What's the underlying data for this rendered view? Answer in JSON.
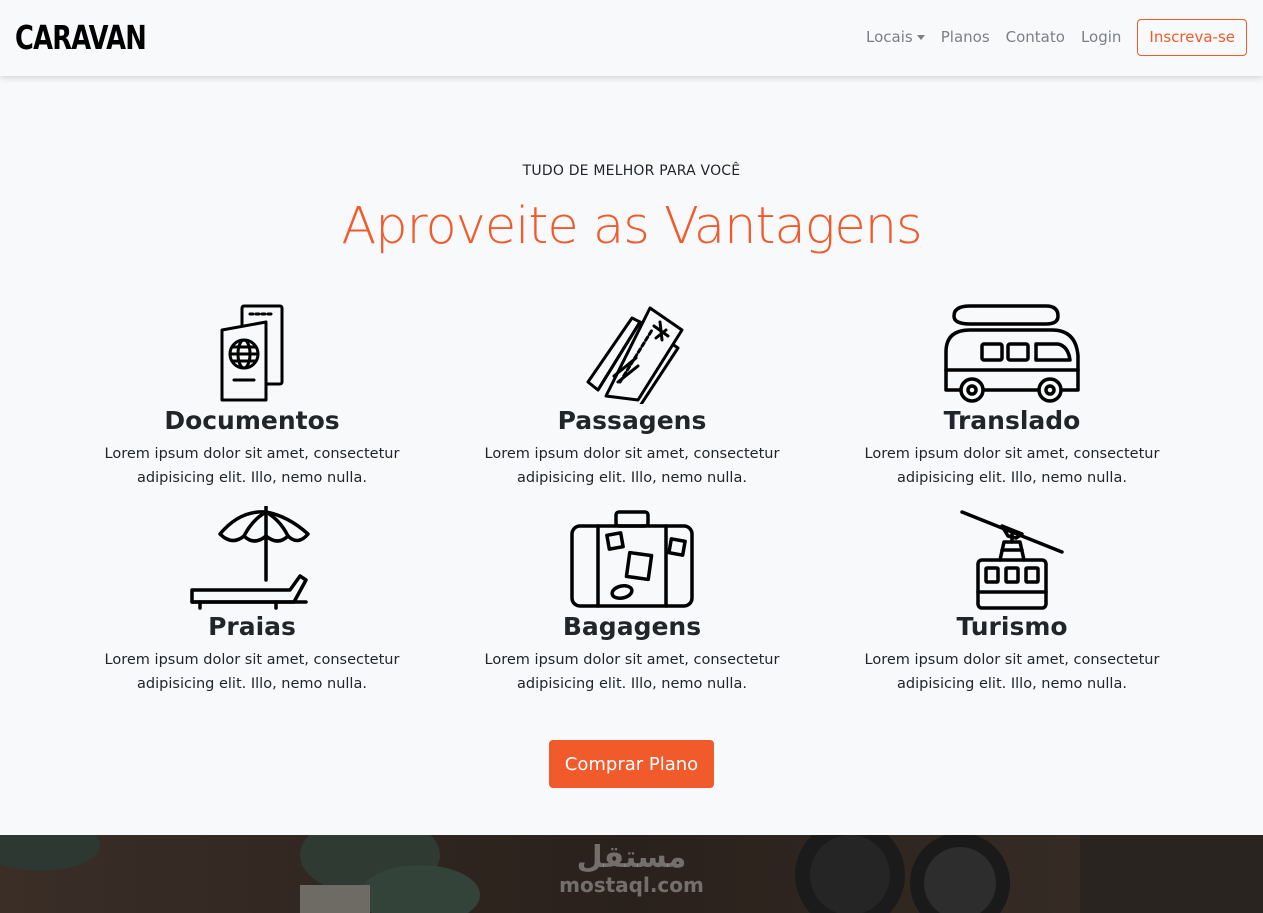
{
  "navbar": {
    "brand": "CARAVAN",
    "links": [
      {
        "label": "Locais",
        "dropdown": true
      },
      {
        "label": "Planos"
      },
      {
        "label": "Contato"
      },
      {
        "label": "Login"
      }
    ],
    "signup_label": "Inscreva-se"
  },
  "hero": {
    "eyebrow": "TUDO DE MELHOR PARA VOCÊ",
    "headline": "Aproveite as Vantagens"
  },
  "features": [
    {
      "title": "Documentos",
      "text": "Lorem ipsum dolor sit amet, consectetur adipisicing elit. Illo, nemo nulla.",
      "icon": "passport-icon"
    },
    {
      "title": "Passagens",
      "text": "Lorem ipsum dolor sit amet, consectetur adipisicing elit. Illo, nemo nulla.",
      "icon": "ticket-icon"
    },
    {
      "title": "Translado",
      "text": "Lorem ipsum dolor sit amet, consectetur adipisicing elit. Illo, nemo nulla.",
      "icon": "van-icon"
    },
    {
      "title": "Praias",
      "text": "Lorem ipsum dolor sit amet, consectetur adipisicing elit. Illo, nemo nulla.",
      "icon": "beach-umbrella-icon"
    },
    {
      "title": "Bagagens",
      "text": "Lorem ipsum dolor sit amet, consectetur adipisicing elit. Illo, nemo nulla.",
      "icon": "suitcase-icon"
    },
    {
      "title": "Turismo",
      "text": "Lorem ipsum dolor sit amet, consectetur adipisicing elit. Illo, nemo nulla.",
      "icon": "cable-car-icon"
    }
  ],
  "cta_label": "Comprar Plano",
  "watermark": {
    "arabic": "مستقل",
    "latin": "mostaql.com"
  },
  "colors": {
    "accent": "#f15a2b",
    "background": "#f8f9fa",
    "text": "#212529",
    "nav_link": "#7b7f84"
  }
}
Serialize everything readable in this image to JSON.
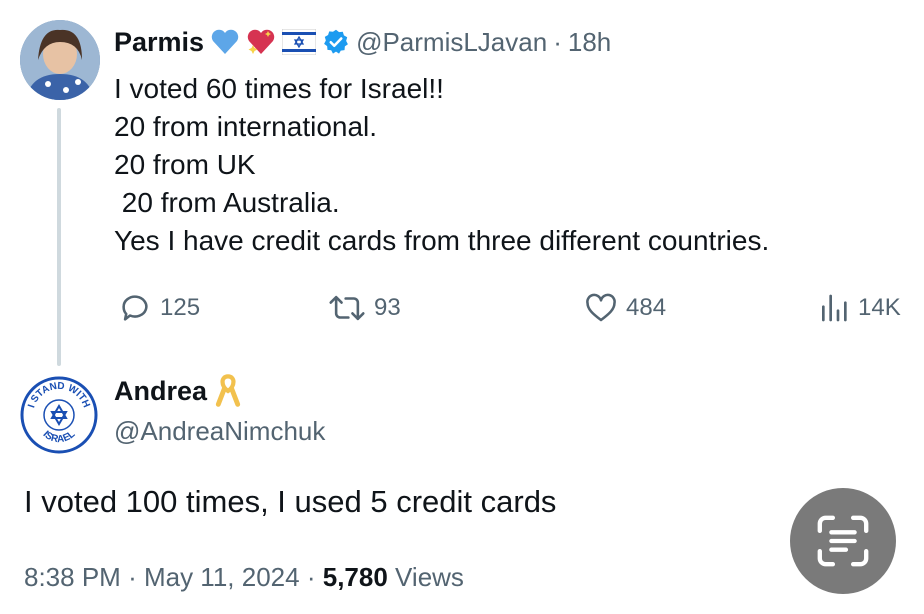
{
  "tweet": {
    "author_name": "Parmis",
    "handle": "@ParmisLJavan",
    "separator": "·",
    "time_ago": "18h",
    "lines": [
      "I voted 60 times for Israel!!",
      "20 from international.",
      "20 from UK",
      " 20 from Australia.",
      "Yes I have credit cards from three different countries."
    ],
    "replies": "125",
    "reposts": "93",
    "likes": "484",
    "views": "14K"
  },
  "reply": {
    "author_name": "Andrea",
    "handle": "@AndreaNimchuk",
    "text": "I voted 100 times, I used 5 credit cards",
    "time": "8:38 PM",
    "date": "May 11, 2024",
    "separator": "·",
    "views_count": "5,780",
    "views_label": "Views",
    "avatar_text_top": "I STAND WITH",
    "avatar_text_bottom": "ISRAEL"
  },
  "icons": {
    "verified": "verified-badge-icon",
    "reply": "reply-icon",
    "repost": "repost-icon",
    "like": "heart-icon",
    "views": "views-icon",
    "scan": "text-scan-icon"
  },
  "colors": {
    "verified_blue": "#1d9bf0",
    "muted": "#536471",
    "text": "#0f1419",
    "ribbon": "#f2c14e",
    "scan_button": "#7a7a7a"
  }
}
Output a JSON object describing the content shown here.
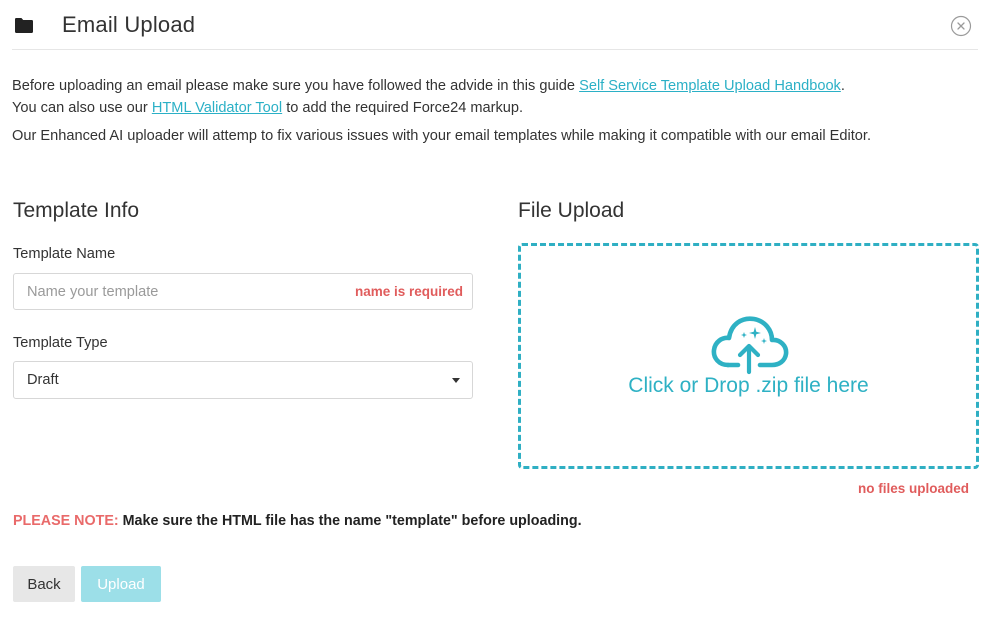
{
  "header": {
    "title": "Email Upload",
    "folder_icon": "folder-icon",
    "close_icon": "close-circle-icon"
  },
  "intro": {
    "p1_a": "Before uploading an email please make sure you have followed the advide in this guide ",
    "p1_link": "Self Service Template Upload Handbook",
    "p1_b": ".",
    "p2_a": "You can also use our ",
    "p2_link": "HTML Validator Tool",
    "p2_b": " to add the required Force24 markup.",
    "p3": "Our Enhanced AI uploader will attemp to fix various issues with your email templates while making it compatible with our email Editor."
  },
  "template_info": {
    "heading": "Template Info",
    "name_label": "Template Name",
    "name_placeholder": "Name your template",
    "name_value": "",
    "name_error": "name is required",
    "type_label": "Template Type",
    "type_value": "Draft"
  },
  "file_upload": {
    "heading": "File Upload",
    "drop_text": "Click or Drop .zip file here",
    "upload_icon": "cloud-upload-sparkle-icon",
    "status": "no files uploaded"
  },
  "note": {
    "prefix": "PLEASE NOTE:",
    "text": " Make sure the HTML file has the name \"template\" before uploading."
  },
  "actions": {
    "back_label": "Back",
    "upload_label": "Upload"
  },
  "colors": {
    "accent": "#2eb1c4",
    "error": "#e05c5c",
    "upload_button_disabled": "#9cdfe8",
    "back_button": "#e7e7e7"
  }
}
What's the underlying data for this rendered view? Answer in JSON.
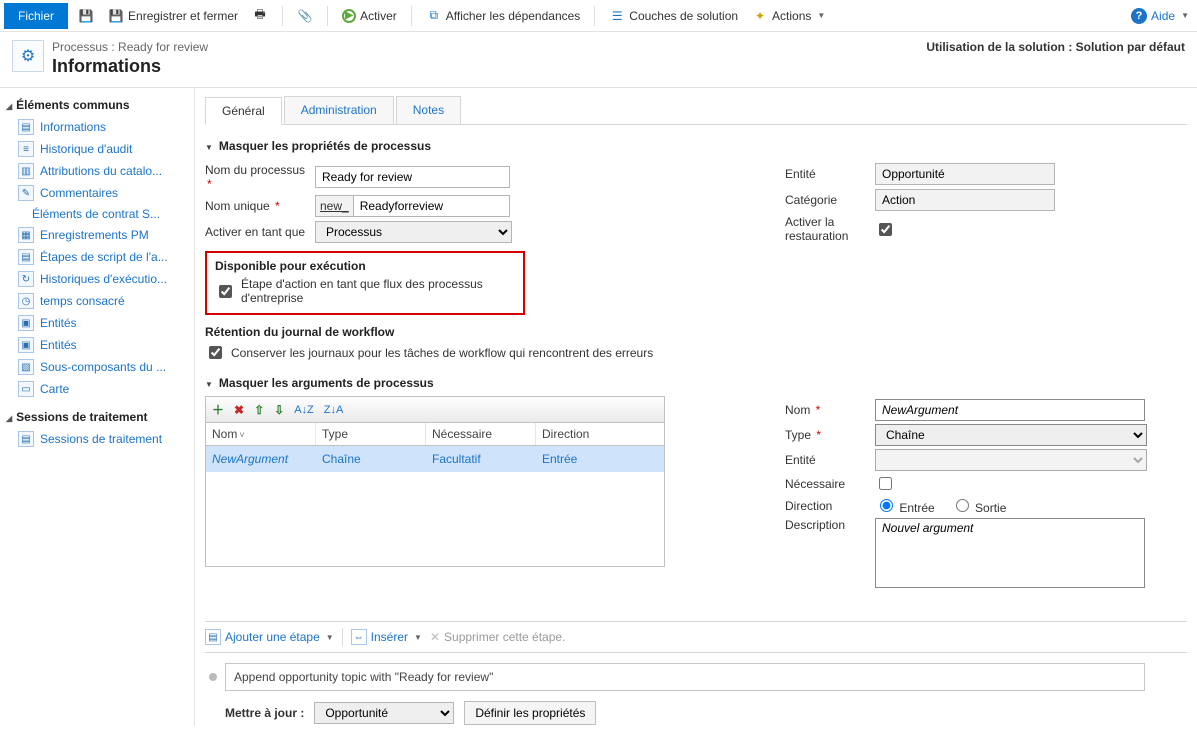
{
  "toolbar": {
    "file": "Fichier",
    "save_close": "Enregistrer et fermer",
    "activate": "Activer",
    "show_deps": "Afficher les dépendances",
    "layers": "Couches de solution",
    "actions": "Actions",
    "help": "Aide"
  },
  "header": {
    "breadcrumb": "Processus : Ready for review",
    "title": "Informations",
    "solution_usage": "Utilisation de la solution : Solution par défaut"
  },
  "sidebar": {
    "section1": "Éléments communs",
    "items1": [
      "Informations",
      "Historique d'audit",
      "Attributions du catalo...",
      "Commentaires",
      "Éléments de contrat S...",
      "Enregistrements PM",
      "Étapes de script de l'a...",
      "Historiques d'exécutio...",
      "temps consacré",
      "Entités",
      "Entités",
      "Sous-composants du ...",
      "Carte"
    ],
    "section2": "Sessions de traitement",
    "items2": [
      "Sessions de traitement"
    ]
  },
  "tabs": {
    "general": "Général",
    "admin": "Administration",
    "notes": "Notes"
  },
  "main": {
    "hide_props": "Masquer les propriétés de processus",
    "proc_name_label": "Nom du processus",
    "proc_name_value": "Ready for review",
    "unique_label": "Nom unique",
    "unique_prefix": "new_",
    "unique_value": "Readyforreview",
    "activate_as_label": "Activer en tant que",
    "activate_as_value": "Processus",
    "avail_title": "Disponible pour exécution",
    "avail_chk": "Étape d'action en tant que flux des processus d'entreprise",
    "retain_title": "Rétention du journal de workflow",
    "retain_chk": "Conserver les journaux pour les tâches de workflow qui rencontrent des erreurs",
    "entity_label": "Entité",
    "entity_value": "Opportunité",
    "cat_label": "Catégorie",
    "cat_value": "Action",
    "restore_label_1": "Activer la",
    "restore_label_2": "restauration",
    "hide_args": "Masquer les arguments de processus",
    "args": {
      "headers": {
        "name": "Nom",
        "type": "Type",
        "req": "Nécessaire",
        "dir": "Direction"
      },
      "row": {
        "name": "NewArgument",
        "type": "Chaîne",
        "req": "Facultatif",
        "dir": "Entrée"
      }
    },
    "argprops": {
      "name_label": "Nom",
      "name_value": "NewArgument",
      "type_label": "Type",
      "type_value": "Chaîne",
      "entity_label": "Entité",
      "req_label": "Nécessaire",
      "dir_label": "Direction",
      "dir_in": "Entrée",
      "dir_out": "Sortie",
      "desc_label": "Description",
      "desc_value": "Nouvel argument"
    }
  },
  "steps": {
    "add": "Ajouter une étape",
    "insert": "Insérer",
    "delete": "Supprimer cette étape.",
    "desc": "Append opportunity topic with \"Ready for review\"",
    "update_label": "Mettre à jour :",
    "update_value": "Opportunité",
    "set_props": "Définir les propriétés"
  }
}
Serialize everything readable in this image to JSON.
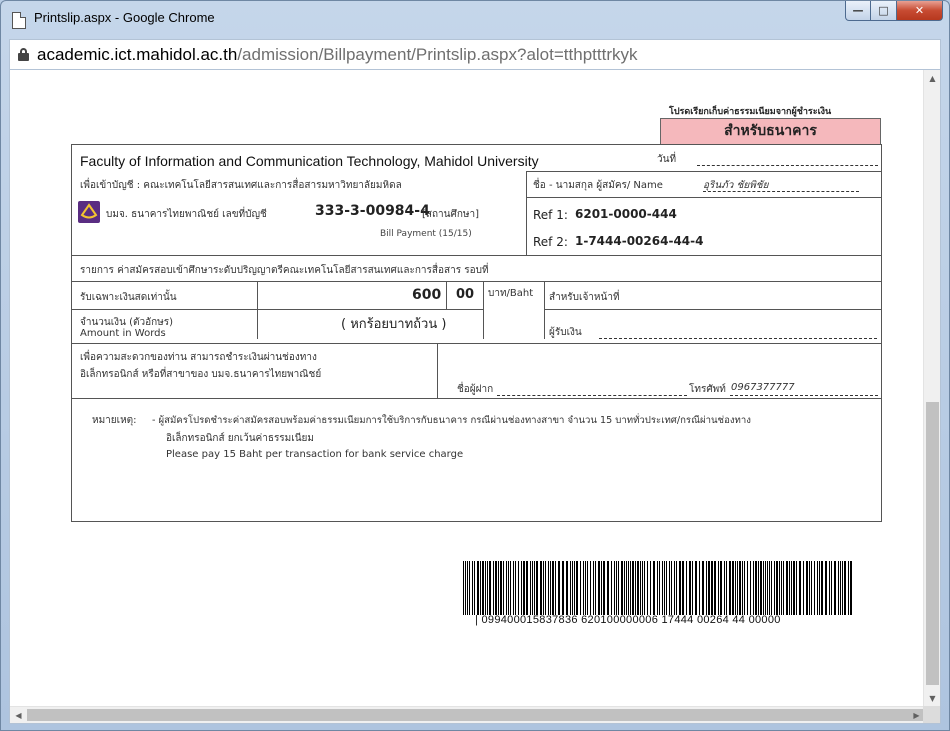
{
  "window": {
    "title": "Printslip.aspx - Google Chrome",
    "url_host": "academic.ict.mahidol.ac.th",
    "url_path": "/admission/Billpayment/Printslip.aspx?alot=tthptttrkyk"
  },
  "slip": {
    "notice": "โปรดเรียกเก็บค่าธรรมเนียมจากผู้ชำระเงิน",
    "bank_copy_label": "สำหรับธนาคาร",
    "faculty_name": "Faculty of Information and Communication Technology, Mahidol University",
    "date_label": "วันที่",
    "account_for": "เพื่อเข้าบัญชี : คณะเทคโนโลยีสารสนเทศและการสื่อสารมหาวิทยาลัยมหิดล",
    "bank_name_prefix": "บมจ. ธนาคารไทยพาณิชย์ เลขที่บัญชี",
    "account_number": "333-3-00984-4",
    "account_type": "[สถานศึกษา]",
    "bill_payment": "Bill Payment (15/15)",
    "applicant_label": "ชื่อ - นามสกุล ผู้สมัคร/ Name",
    "applicant_name": "อุรินภัว  ชัยพิชัย",
    "ref1_label": "Ref 1:",
    "ref1_value": "6201-0000-444",
    "ref2_label": "Ref 2:",
    "ref2_value": "1-7444-00264-44-4",
    "item_description": "รายการ ค่าสมัครสอบเข้าศึกษาระดับปริญญาตรีคณะเทคโนโลยีสารสนเทศและการสื่อสาร รอบที่",
    "cash_only": "รับเฉพาะเงินสดเท่านั้น",
    "amount_baht": "600",
    "amount_satang": "00",
    "currency_label": "บาท/Baht",
    "officer_label": "สำหรับเจ้าหน้าที่",
    "amount_words_th": "จำนวนเงิน (ตัวอักษร)",
    "amount_words_en": "Amount in Words",
    "amount_words_value": "( หกร้อยบาทถ้วน )",
    "receiver_label": "ผู้รับเงิน",
    "convenience_line1": "เพื่อความสะดวกของท่าน สามารถชำระเงินผ่านช่องทาง",
    "convenience_line2": "อิเล็กทรอนิกส์ หรือที่สาขาของ บมจ.ธนาคารไทยพาณิชย์",
    "depositor_label": "ชื่อผู้ฝาก",
    "phone_label": "โทรศัพท์",
    "phone_value": "0967377777",
    "remark_label": "หมายเหตุ:",
    "remark_line1": "- ผู้สมัครโปรดชำระค่าสมัครสอบพร้อมค่าธรรมเนียมการใช้บริการกับธนาคาร กรณีผ่านช่องทางสาขา จำนวน 15 บาททั่วประเทศ/กรณีผ่านช่องทาง",
    "remark_line2": "อิเล็กทรอนิกส์ ยกเว้นค่าธรรมเนียม",
    "remark_line3": "Please pay 15 Baht per transaction for bank service charge",
    "barcode_text": "| 099400015837836  620100000006  17444 00264 44  00000"
  },
  "colors": {
    "bank_copy_bg": "#f5b8bc",
    "scb_purple": "#5a2d82"
  },
  "icons": [
    "page-icon",
    "lock-icon",
    "minimize-icon",
    "maximize-icon",
    "close-icon",
    "scb-logo-icon"
  ]
}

# Written exercise
Show, from the listing above, each line that contains the word "Opportunité".

# Task response
    "entity_value": "Opportunité",
    "update_value": "Opportunité",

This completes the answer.